[Data entries]
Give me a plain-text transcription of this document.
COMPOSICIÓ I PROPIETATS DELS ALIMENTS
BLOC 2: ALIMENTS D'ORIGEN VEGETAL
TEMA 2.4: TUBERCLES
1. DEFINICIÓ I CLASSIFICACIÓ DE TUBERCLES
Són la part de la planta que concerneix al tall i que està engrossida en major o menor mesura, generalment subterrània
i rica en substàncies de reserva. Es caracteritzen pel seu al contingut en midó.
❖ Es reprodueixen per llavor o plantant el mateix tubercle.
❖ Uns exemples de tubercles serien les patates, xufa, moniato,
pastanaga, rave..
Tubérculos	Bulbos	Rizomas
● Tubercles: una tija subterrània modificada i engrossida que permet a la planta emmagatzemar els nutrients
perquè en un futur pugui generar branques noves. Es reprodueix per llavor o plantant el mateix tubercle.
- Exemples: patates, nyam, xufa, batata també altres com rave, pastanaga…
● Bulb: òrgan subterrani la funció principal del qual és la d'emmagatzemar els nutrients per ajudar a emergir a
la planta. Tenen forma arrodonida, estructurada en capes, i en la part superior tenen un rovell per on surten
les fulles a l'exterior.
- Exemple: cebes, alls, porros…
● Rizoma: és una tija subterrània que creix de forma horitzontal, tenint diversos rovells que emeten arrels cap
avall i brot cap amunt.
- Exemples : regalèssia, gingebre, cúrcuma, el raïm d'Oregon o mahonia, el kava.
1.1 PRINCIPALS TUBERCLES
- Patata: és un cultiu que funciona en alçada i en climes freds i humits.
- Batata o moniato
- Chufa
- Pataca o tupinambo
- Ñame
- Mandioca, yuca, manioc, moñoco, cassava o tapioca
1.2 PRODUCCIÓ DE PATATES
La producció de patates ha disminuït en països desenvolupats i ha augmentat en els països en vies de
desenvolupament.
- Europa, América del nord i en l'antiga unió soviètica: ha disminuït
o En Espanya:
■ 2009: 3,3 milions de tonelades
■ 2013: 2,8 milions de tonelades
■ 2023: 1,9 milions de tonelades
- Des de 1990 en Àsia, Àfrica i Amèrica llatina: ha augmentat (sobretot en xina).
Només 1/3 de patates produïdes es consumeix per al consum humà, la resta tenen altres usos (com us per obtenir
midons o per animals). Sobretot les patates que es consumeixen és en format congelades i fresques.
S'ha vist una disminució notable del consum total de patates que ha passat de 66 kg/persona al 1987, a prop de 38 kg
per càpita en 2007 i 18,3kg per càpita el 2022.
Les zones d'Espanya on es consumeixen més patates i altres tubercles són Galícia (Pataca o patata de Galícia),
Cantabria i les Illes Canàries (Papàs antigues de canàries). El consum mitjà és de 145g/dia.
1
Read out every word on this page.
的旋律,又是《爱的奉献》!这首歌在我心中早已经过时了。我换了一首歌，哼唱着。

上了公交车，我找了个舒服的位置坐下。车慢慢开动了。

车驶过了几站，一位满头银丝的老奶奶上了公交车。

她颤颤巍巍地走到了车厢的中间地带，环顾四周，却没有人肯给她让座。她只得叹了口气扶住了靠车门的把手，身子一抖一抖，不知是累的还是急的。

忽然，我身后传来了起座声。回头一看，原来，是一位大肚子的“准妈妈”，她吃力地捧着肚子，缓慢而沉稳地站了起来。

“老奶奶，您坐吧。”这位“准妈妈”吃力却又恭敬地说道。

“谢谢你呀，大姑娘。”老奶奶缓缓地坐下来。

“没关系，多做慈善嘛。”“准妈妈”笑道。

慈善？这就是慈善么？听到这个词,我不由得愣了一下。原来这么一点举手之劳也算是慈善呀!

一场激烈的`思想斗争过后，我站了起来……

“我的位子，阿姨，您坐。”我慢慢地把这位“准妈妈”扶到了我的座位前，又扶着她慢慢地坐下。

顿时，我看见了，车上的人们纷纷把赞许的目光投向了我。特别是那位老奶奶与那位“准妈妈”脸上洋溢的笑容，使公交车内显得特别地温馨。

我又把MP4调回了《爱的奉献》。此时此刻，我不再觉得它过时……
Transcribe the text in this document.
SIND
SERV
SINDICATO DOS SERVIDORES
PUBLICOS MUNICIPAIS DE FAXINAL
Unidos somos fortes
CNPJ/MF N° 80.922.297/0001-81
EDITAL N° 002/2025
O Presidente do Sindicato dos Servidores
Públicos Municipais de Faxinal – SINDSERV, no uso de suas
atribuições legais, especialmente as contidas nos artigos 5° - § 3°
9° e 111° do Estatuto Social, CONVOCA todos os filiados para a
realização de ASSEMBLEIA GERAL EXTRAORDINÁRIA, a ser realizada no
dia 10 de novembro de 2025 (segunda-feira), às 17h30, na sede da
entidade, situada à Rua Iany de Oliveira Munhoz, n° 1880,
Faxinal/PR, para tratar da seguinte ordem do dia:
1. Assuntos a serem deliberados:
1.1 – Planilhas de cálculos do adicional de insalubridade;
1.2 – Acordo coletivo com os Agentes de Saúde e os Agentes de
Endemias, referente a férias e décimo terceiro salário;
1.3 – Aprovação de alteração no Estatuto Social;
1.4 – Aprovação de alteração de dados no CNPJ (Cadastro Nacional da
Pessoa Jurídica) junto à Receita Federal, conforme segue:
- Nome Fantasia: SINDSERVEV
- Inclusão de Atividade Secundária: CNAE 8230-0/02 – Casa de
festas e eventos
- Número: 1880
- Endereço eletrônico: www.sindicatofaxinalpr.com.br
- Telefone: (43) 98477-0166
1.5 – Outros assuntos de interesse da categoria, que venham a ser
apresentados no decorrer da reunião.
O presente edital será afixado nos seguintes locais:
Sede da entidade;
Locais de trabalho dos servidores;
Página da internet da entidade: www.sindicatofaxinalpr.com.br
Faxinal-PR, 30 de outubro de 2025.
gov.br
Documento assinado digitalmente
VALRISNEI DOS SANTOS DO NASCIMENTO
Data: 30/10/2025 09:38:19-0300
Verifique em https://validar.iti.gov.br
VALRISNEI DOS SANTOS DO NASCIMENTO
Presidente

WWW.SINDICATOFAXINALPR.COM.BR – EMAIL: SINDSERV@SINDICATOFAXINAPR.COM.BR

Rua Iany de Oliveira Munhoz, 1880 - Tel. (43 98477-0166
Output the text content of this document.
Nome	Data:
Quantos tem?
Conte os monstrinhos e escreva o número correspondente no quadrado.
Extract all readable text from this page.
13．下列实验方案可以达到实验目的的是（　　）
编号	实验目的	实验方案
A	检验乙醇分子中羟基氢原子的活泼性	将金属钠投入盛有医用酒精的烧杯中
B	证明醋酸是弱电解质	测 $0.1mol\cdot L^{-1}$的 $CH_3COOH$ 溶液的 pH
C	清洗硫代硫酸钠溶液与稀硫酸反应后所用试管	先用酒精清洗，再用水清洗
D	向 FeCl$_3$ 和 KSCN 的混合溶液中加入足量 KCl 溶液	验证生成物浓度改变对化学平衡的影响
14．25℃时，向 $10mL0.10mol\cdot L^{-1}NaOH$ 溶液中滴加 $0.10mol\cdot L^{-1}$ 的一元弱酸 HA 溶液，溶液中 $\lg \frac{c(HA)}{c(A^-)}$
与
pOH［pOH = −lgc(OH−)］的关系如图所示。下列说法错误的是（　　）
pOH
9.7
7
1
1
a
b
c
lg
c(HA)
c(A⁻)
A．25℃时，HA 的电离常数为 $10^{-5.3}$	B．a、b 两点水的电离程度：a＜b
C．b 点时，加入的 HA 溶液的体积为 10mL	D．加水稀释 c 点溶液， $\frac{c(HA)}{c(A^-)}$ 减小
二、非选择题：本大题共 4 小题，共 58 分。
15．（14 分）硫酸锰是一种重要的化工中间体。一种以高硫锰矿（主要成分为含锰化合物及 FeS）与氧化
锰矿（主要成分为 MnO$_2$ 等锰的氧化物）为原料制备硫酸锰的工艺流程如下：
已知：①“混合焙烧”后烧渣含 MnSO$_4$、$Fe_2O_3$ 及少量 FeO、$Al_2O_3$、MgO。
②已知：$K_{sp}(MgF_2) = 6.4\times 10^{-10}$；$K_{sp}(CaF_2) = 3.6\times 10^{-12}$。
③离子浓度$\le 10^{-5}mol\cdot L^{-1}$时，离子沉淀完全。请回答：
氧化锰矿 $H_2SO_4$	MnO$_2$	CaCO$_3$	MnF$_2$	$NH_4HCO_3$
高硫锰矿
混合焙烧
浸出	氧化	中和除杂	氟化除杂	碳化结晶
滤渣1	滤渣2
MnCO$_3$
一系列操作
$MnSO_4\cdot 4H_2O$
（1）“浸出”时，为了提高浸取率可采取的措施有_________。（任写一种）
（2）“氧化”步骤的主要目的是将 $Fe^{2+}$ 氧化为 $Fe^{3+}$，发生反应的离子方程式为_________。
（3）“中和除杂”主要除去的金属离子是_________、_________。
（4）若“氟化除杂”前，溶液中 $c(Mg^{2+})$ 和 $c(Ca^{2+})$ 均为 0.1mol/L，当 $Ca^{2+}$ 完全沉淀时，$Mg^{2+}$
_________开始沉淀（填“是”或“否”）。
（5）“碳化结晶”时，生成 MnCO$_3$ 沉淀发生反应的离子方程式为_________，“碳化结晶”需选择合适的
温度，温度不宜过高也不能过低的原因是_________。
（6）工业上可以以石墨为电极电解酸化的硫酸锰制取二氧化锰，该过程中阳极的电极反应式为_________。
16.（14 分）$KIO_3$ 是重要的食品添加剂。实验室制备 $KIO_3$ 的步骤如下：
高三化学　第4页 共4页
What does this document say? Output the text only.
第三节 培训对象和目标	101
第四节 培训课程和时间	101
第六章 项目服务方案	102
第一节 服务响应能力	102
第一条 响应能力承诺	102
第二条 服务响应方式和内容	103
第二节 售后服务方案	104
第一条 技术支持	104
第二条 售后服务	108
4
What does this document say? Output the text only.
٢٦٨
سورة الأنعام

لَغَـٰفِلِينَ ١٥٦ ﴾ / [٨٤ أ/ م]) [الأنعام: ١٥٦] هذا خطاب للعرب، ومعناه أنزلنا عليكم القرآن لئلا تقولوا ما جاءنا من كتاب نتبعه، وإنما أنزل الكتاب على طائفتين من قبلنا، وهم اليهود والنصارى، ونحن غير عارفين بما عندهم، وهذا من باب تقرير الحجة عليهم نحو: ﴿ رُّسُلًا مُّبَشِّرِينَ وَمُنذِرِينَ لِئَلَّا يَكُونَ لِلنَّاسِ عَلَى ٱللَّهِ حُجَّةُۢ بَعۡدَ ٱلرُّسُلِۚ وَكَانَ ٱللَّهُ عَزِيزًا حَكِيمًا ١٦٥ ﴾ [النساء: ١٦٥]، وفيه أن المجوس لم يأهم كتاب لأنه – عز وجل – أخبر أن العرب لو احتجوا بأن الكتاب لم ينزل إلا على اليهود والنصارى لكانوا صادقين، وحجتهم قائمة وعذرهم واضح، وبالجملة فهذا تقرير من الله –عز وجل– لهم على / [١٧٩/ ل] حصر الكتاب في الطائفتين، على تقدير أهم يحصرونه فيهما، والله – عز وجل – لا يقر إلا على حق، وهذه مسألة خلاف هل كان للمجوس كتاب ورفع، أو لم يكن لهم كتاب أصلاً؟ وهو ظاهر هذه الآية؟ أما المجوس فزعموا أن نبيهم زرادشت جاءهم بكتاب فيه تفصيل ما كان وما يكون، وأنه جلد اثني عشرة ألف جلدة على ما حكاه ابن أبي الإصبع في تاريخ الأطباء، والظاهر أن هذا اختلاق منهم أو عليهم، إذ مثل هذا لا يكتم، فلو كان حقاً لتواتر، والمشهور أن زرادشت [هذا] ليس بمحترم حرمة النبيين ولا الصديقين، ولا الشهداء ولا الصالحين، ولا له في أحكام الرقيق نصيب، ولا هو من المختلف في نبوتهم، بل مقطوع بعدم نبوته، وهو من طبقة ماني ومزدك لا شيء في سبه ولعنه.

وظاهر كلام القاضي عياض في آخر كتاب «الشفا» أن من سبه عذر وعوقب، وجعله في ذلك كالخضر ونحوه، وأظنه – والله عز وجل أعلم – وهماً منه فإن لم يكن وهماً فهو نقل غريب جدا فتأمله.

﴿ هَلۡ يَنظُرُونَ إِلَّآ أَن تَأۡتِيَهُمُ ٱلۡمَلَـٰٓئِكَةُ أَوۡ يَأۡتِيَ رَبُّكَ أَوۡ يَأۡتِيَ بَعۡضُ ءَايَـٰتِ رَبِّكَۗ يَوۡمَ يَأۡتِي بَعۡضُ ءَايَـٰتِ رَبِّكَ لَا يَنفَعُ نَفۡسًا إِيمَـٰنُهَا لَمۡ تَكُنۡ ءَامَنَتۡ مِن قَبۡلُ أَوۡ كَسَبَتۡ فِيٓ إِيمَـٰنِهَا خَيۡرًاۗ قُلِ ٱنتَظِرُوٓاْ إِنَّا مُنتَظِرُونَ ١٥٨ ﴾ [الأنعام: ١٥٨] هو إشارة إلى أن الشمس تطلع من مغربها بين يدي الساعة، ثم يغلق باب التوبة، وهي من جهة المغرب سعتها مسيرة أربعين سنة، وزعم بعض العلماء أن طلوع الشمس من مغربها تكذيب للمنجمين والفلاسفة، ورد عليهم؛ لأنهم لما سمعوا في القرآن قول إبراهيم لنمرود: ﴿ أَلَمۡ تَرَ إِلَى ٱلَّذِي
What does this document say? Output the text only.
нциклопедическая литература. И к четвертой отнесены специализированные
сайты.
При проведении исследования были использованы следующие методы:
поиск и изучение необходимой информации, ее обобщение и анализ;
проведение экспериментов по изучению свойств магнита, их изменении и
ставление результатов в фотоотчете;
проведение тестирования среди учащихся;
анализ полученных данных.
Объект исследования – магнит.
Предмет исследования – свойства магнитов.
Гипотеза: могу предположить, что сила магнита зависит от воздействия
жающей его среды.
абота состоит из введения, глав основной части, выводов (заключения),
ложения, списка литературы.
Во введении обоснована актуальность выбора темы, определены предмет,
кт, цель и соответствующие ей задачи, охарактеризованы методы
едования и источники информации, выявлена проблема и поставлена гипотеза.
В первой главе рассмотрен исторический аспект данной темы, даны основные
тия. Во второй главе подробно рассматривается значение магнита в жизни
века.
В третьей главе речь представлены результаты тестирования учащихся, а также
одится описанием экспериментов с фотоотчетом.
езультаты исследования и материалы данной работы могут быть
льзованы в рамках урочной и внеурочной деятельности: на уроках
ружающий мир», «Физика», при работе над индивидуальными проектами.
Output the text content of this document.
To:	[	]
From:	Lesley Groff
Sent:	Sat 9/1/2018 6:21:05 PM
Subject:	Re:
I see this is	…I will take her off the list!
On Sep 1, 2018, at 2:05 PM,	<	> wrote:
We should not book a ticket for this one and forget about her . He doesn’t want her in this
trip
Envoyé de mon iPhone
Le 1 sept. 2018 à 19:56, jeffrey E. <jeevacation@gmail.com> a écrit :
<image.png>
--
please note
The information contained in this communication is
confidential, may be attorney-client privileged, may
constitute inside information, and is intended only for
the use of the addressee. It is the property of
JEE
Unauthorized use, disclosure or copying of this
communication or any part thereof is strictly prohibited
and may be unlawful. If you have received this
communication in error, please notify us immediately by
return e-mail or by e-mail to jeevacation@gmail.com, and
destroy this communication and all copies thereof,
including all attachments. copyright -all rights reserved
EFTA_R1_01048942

*YOUR GOAL*: Nothing but a number is needed here: how many lines hold the string "milions"?

*EXERCISE OUTPUT*: 3